# Challenge
Extract every line of the material that contains the string "优惠明细", matching case exactly.

========

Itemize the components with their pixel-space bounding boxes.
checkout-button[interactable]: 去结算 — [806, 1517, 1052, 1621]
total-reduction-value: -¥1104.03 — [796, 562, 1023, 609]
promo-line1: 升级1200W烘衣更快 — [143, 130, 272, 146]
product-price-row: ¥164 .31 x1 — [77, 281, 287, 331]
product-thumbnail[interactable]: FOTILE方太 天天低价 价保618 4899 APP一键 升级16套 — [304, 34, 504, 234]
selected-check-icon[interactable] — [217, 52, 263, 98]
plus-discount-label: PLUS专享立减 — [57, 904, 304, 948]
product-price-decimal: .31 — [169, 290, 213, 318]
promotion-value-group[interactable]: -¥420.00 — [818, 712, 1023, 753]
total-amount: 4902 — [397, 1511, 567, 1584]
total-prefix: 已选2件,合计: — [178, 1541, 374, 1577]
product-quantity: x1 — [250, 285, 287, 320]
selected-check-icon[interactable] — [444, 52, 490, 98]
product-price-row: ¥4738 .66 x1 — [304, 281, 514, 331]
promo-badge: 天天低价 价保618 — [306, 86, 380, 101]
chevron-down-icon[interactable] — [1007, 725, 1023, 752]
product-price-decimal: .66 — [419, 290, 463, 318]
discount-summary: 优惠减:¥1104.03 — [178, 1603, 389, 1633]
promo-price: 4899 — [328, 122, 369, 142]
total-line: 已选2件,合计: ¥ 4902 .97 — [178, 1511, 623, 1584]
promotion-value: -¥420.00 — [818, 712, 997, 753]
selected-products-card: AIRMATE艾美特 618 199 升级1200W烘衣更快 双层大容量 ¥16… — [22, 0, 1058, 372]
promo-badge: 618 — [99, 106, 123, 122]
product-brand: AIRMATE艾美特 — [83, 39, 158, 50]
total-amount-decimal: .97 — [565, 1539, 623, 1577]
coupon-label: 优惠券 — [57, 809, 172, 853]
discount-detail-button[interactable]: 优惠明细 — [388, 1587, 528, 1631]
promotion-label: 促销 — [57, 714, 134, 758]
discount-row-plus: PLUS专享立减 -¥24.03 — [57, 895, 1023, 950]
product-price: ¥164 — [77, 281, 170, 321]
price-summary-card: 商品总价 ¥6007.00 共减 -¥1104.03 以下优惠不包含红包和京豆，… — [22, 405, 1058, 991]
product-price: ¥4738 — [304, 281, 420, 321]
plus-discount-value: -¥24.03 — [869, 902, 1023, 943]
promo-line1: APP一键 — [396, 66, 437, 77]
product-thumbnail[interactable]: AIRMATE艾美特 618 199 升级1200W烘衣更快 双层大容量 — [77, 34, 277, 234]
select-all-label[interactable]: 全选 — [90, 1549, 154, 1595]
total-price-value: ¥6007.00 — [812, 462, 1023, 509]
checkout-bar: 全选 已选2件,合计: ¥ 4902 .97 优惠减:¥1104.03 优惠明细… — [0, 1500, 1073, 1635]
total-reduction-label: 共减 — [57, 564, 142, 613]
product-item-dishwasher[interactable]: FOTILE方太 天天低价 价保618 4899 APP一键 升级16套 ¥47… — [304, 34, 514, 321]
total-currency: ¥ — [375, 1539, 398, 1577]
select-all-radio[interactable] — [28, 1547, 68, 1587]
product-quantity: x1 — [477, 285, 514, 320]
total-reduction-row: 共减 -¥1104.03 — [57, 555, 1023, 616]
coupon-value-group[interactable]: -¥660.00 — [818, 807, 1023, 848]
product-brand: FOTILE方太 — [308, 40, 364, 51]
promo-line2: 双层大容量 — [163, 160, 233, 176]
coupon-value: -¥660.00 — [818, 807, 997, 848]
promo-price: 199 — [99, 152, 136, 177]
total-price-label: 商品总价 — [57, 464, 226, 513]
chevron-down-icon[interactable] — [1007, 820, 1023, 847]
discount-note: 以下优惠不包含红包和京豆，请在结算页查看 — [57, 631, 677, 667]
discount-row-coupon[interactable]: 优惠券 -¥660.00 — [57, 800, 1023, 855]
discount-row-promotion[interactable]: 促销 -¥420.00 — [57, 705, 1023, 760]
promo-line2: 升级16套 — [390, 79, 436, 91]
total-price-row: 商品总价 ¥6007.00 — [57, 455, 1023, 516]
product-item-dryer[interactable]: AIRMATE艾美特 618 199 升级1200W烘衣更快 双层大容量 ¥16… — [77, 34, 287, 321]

========

# Full solution
discount-detail-button[interactable]: 优惠明细 — [388, 1587, 528, 1631]
checkout-bar: 全选 已选2件,合计: ¥ 4902 .97 优惠减:¥1104.03 优惠明细… — [0, 1500, 1073, 1635]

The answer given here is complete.